+++ PAGE TEXT

In short, I had my mojo back. My then 4-year hiatus was over.
December 2020 Libreboot takeover
--------------------------------
Perhaps getting too carried away too soon, I actually took over the Libreboot
project again in late December 2020. I was rapidly working on adding all the
Libreboot boards to osboot, and I would have just very quickly updated the
deblob scripts; I acted on this desire too soon, running under the gun.
I actually did remove Sebastien and Andrew's access to the Libreboot
infrastructure, for a few hours, before re-instating them - I wasn't ready for
a Libreboot takeover yet. I needed more time to polish everything. Doing a
tiny release for 1 customer, on 1 machine (the X230) was all well and good, but
I decided that I had time to polish it more.
March 2021 Libreboot takeover
-----------------------------
I wanted to get rid of Sebastien and Andrew for some time, at that point. Too
many years had gone by, without any releases in Libreboot, and the Paper build
system was only growing more complex; it was completely unworkable, and their
time was up. They failed. An unwritten rule in the new constitution of 2017
was that they would *competently* run the project; I entrusted this to them,
in that year. They failed, miserably. Despite their clear passion and desire
to do good for the project, they were adamant.
I had tried to sell to them the idea of scrapping the Paper build system (the
re-write), instead opting for my cleanly revived build system based on Libreboot
20160907, which at that time was called *osbmk* (osboot make). They would have
worked under me on it. They refused this, but asserted that Libreboot would have
two projects within it: one run by me, using my newly updated design, and one
with theirs. Now, I ask: why should I accept/enable the authority of those who
clearly had none? I was at a point then that I knew my work was viable, and that
I would have a release soon.

++++++
+++ RAW DATA

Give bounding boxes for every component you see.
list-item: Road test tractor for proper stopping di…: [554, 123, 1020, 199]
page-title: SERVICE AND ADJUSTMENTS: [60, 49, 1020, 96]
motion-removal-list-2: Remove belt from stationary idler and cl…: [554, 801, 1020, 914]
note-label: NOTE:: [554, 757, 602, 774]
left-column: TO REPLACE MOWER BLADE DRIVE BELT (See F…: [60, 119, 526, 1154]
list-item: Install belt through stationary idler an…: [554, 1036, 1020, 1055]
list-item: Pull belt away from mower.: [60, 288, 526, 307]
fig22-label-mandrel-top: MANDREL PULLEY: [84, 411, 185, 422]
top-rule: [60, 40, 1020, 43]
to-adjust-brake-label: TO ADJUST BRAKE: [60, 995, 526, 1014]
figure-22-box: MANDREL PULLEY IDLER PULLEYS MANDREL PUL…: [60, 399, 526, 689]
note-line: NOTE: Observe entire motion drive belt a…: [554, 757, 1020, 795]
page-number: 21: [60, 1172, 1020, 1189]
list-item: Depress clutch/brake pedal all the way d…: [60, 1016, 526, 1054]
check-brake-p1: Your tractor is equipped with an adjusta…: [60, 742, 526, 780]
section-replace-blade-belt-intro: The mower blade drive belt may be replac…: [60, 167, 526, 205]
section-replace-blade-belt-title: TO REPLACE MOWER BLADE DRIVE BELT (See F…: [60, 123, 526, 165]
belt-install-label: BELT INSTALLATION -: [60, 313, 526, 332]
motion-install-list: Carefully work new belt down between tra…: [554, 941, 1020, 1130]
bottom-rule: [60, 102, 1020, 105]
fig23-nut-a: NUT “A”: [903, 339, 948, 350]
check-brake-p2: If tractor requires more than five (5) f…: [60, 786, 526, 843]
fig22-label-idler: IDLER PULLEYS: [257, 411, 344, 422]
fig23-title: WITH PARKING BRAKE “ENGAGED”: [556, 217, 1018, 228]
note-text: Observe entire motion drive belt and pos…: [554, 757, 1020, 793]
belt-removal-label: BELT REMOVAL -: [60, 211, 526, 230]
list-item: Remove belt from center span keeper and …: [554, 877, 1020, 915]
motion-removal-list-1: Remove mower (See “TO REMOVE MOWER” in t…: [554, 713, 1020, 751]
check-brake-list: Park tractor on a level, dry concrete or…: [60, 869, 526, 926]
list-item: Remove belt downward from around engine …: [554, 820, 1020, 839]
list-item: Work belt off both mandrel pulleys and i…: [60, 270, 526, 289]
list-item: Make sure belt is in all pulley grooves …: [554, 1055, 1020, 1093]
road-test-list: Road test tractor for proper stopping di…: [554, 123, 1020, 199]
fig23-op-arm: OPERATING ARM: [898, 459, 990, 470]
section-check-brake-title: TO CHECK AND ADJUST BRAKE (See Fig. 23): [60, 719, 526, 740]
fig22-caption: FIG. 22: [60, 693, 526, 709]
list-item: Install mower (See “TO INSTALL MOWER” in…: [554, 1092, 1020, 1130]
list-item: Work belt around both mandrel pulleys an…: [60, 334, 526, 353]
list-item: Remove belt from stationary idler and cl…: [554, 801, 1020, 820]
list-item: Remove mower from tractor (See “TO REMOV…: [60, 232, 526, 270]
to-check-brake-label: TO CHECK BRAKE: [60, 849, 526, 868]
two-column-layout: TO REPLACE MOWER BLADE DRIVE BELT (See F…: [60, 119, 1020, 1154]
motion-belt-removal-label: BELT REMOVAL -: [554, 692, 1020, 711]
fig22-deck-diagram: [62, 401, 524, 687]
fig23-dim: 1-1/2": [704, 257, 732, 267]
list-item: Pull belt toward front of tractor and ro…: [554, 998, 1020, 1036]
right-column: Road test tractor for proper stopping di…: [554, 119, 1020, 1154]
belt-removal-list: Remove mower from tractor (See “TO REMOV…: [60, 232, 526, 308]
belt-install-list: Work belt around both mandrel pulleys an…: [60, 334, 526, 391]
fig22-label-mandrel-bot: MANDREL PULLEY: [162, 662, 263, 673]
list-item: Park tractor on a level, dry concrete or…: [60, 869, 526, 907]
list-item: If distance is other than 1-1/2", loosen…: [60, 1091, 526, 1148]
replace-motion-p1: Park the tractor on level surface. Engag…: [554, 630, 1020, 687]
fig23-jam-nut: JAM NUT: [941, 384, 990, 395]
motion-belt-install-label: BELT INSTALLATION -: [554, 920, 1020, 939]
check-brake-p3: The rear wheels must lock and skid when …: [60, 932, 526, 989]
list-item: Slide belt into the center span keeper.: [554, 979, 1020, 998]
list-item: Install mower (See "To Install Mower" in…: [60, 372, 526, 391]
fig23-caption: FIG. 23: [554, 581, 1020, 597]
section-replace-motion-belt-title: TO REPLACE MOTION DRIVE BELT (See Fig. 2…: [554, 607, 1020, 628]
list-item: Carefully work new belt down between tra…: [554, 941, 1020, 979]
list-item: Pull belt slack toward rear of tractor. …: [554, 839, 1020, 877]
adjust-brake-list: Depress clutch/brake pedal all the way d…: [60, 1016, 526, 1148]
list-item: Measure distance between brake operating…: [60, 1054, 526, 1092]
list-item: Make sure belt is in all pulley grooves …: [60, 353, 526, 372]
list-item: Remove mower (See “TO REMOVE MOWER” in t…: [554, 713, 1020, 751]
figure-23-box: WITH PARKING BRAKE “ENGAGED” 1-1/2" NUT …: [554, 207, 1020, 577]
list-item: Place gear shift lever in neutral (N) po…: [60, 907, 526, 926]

++++++

WRITTEN EXERCISE 1: Which calendar years does the Libreboot takeover account write as four-digit numbers? List each distinct year once.
WRITTEN EXERCISE 2: Write a continuation of the Libreboot takeover account, picking up right after its final sentence.

WRITTEN ANSWER 1: 2020, 2021, 2017

WRITTEN ANSWER 2:
I'd had too many arguments with them over the years, largely technical in
nature. They regularly derided my own work, even the improved build system
design and all the rapid early progress I'd already made with the new osboot
project; I actually did make some temporary releases of osboot (tarballs, with
ROM images and source code) in December 2020, but deleted them, because they
weren't intended for general use. I was only testing everything.
Sebastien had a lot of knowledge about hardware, but did almost no coding
himself; he left that all to Andrew. And Andrew hadn't done any substantial
work in over 6 months at that time. And the work that was done, was still far
from complete. I anticipated that there would be years left before the Paper
design would yield a stable release, so I came to the conclusion:
I should not carry around so much baggage. I had a clean new design, that worked.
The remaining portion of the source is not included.